PASSAGE TO READ:
★ ★ ★ ★
Lostinlodos (profile) says:

Re: Re: Re:9 Ftw

American flags for Confederate and Trump ones?

So what. How’s that more a problem from those that BURNED the American flag over the past few years. Look, a flag swap. That’s vandalism, maybe theft?

a frickin’ gallows was set up?

[
A [fake] gallows. Outside. Public space. Free speech.

were QAnoners, members of hate-filled groups who oppose the Not White (Proud Boys, Three Percenters, etc.),

they have just as much right to exist as you or I

or simply wanted an excuse to "own da libs".

…and… Idnc

All of them were MAGAts.

Whatever “MAGAts” means.
But yes, they were there to rally for Trump. You’d expect Trump supporters at a Trump support rally. A Trump support protest.

I didn’t respond because there’s nothing to respond to. Given the vast majority did nothing wrong at all. And of those that did, the vast majority of their numbers limited that to, oh, trespassing?

I get it. You don’t like their message. Nobody has the right to violate the law and all who do so deserve punishment. No matter who’s T-shirt you wear. No matter who’s banner you fly.

You can play up a dozen UNARMED people in a back corner breaking glass and getting shot.

Nothing that happened that day comes close to burning a federal courthouse with people in it.

Nobody went there to actually hang Mike pence. Except maybe some mental nutcase that should be on meds in a padded room.

We didn’t have fires all over the capital causing hundreds of thousands in arson costs. Or tens of millions of dollars of theft. Or attempts at willingly and knowingly burning people alive. We didn’t have targeted shootings and murders.

We had vandalism. Some petty theft. Carried out by a few criminal hoodlums in the crowd. And a pile of poo.
And a large amount of what may or may not be trespass.
And a pile of poo.
We have a few removed flags, not thousands of dollars of broken statues.
And a pile of poo.

Seriously, when you point finger at all the other violence and damage over the past few years I’ll have an ear for your complaints on a single one that ultimately doesn’t remotely measure in any legal category by comparison.

Rocky says:

Re: Re: Re:8 Ftw

Doesn’t work for any opposing of the protest since they were allowed into the capital building by police.

Those that were allowed in through the doors, those that held discussions with police and then announced rules. Those that left when told to do so. Are not anything more than peaceful protestors.

"Allowed in through the doors", twisty words from someone who defends the gullible assholes that deserves rotting in prison as an abject lesson to the rest of the idiots. Why do you think the officers "allowed" people to enter? Could it be that the officers where surrounded by mob that had already used violence against other officers, that had smashed doors and windows and screaming "Hang Mike Pence!".

There where a handful of officers of the Capitol Police who acted friendly with the mob, guess what happened to them? Resignation, disciplinary actions and dismissal. But you have to be a spectacularly stupid person who thinks that it’s okay to waltz into a place that a mob just trashed as if it was some kind of sightseeing tour. Any reasonable person with one iota of reasoning skill wouldn’t be near such a place.
★ ★ ★ ★
RECORDED INFORMATION:
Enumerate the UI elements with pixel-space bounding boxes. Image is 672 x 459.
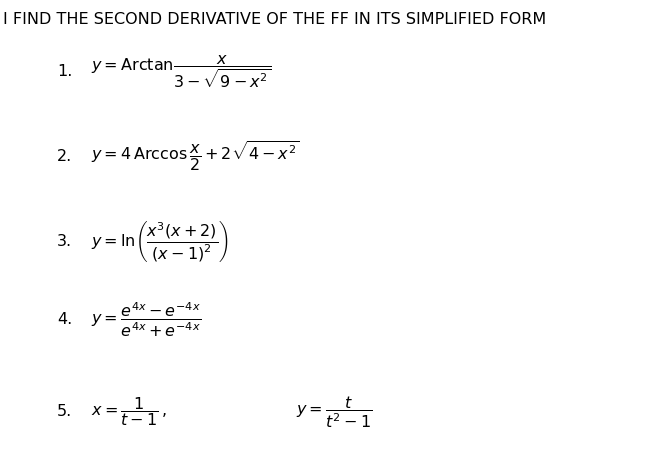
★ ★ ★ ★
TASKS TO CARRY OUT:
- A) In the comment thread about the Capitol protest, what does Rocky say happened to the Capitol Police officers who acted friendly with the mob?
- B) Proceed with the comment thread about the Capitol protest, picking up right after its final sentence.

THE RESULTS:
- A) They faced resignation, disciplinary actions and dismissal.

- B)
You have much in common with Tucker and Hannity, in your stance. You show you are incapable of separating the peaceful majority — from the tiny group of organised criminals.

The one who have problems with facts is you as evidenced by you repeating falsehoods and lies prominently featured by both Tucker and Hannity. And if someone is peaceful, they don’t fucking enter the scene where a mob battled police officers and then stormed the Capitol. Somehow you think there is nothing wrong with using violent crimes as an excuse for normalizing other crimes that’s directly dependent on the first ones. Your reasoning is in the same vein as if a brute beats someone unconscious it’s okay for someone "peaceful" to come by and rifle through the victims pockets to see if there is something interesting in them.

It’s easy to make excuses when you take things out of context or just plain ignore it.

Rocky says:

Re: Re: Re:10 Ftw

Why, isn’t important in law. The allowance, right or wrong, is allowance.

How old are you? The above argument sounds is like 5 year old caught with the hand in the cookie-jar explaining that the dog said it was okay. Those officers didn’t have the mandate to allow anyone in – they went against their official orders which meant that anyone on the premises that didn’t have official clearance to be there was trespassing.

You again ignore the whole and focus solely on small pockets to paint the entirety.

You have to come up with something better than that, because it’s a nonsense argument without specifics.

The fact is, anyone who entered the Capitol who wasn’t officially supposed to be there where at minimum trespassing, regardless of what a few reprobates of officers said and allowed. No one who was there where could have been unaware on how they gained access to the Capitol which was through an assault on the Capitol Police and forced entry.

Rocky says:

Re: Re: Re:12

As such their direction as to where you may or may not go have the authority of the law.

No, it really doesn’t. You yet again fail to consider the context and are bending over backwards to excuse inexcusable behavior Mr "I believe that all those who break the law should be punished, but not those people who I happen to associate with".

Rocky says:

Re: Re: Re:12

They walked through an open door with police permission to do so.

Oh, they did? Did you miss the videos of the officers being battered out of the way? Who the fuck thinks its okay to waltz into a place where the police have been assaulted to drive them away, into a place where windows and doors have been smashed to gain entry?

It doesn’t fucking matter what inane reason or excuse they had for entering the Capitol, if you aren’t supposed to be there you are fucking trespassing – especially when it’s the Capitol which just had been assaulted by thousands of people who should be declared mentally unfit.

You are defending the idiots idiotic behavior with some weak sauce excuses, guess that that makes you? A fucking idiot of an apologist for inexcusable behavior.

And another thing genius, they may not have entered through broken windows but they certainly did enter through smashed doors.

Uriel-238 (profile) says:

Re: Re: Re:7 You can't negotiate with the fascist movement.

Lostinlodos has demonstrated over years to argue in bad faith on this site. They are a willing participant in the transnational white power movement and will gladly subvert the marketplace of ideas.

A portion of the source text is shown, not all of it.